__Dataset items__:
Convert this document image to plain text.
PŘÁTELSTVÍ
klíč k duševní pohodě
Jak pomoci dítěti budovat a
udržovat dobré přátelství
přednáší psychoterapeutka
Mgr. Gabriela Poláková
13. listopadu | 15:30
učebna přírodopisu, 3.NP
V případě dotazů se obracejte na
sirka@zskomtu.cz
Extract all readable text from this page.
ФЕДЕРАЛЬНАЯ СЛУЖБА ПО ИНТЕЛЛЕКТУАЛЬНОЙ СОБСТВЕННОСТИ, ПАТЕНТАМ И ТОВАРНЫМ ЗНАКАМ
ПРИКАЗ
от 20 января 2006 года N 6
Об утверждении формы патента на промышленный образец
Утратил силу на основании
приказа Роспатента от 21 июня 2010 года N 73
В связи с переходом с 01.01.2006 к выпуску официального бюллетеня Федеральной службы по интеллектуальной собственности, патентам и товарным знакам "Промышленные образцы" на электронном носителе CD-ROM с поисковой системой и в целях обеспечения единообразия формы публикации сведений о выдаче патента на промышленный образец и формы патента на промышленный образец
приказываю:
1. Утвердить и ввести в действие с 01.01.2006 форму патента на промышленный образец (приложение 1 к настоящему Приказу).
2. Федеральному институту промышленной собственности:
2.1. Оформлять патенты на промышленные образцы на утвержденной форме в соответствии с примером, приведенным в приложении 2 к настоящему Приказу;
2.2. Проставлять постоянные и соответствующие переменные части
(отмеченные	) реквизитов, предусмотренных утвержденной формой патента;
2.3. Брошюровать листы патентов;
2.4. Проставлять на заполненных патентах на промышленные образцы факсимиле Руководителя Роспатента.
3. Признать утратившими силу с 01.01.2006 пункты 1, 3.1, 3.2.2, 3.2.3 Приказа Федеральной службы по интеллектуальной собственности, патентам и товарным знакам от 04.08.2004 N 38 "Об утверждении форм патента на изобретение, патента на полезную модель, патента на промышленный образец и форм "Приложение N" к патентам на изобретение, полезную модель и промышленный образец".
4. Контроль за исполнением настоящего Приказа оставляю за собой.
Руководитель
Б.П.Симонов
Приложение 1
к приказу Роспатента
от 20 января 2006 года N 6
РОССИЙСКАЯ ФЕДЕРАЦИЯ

__AIM__: Using the listing above, gather each line that holds the string "образец" and copy it.

__CORRECT OUTPUT__:
Об утверждении формы патента на промышленный образец
В связи с переходом с 01.01.2006 к выпуску официального бюллетеня Федеральной службы по интеллектуальной собственности, патентам и товарным знакам "Промышленные образцы" на электронном носителе CD-ROM с поисковой системой и в целях обеспечения единообразия формы публикации сведений о выдаче патента на промышленный образец и формы патента на промышленный образец
1. Утвердить и ввести в действие с 01.01.2006 форму патента на промышленный образец (приложение 1 к настоящему Приказу).
3. Признать утратившими силу с 01.01.2006 пункты 1, 3.1, 3.2.2, 3.2.3 Приказа Федеральной службы по интеллектуальной собственности, патентам и товарным знакам от 04.08.2004 N 38 "Об утверждении форм патента на изобретение, патента на полезную модель, патента на промышленный образец и форм "Приложение N" к патентам на изобретение, полезную модель и промышленный образец".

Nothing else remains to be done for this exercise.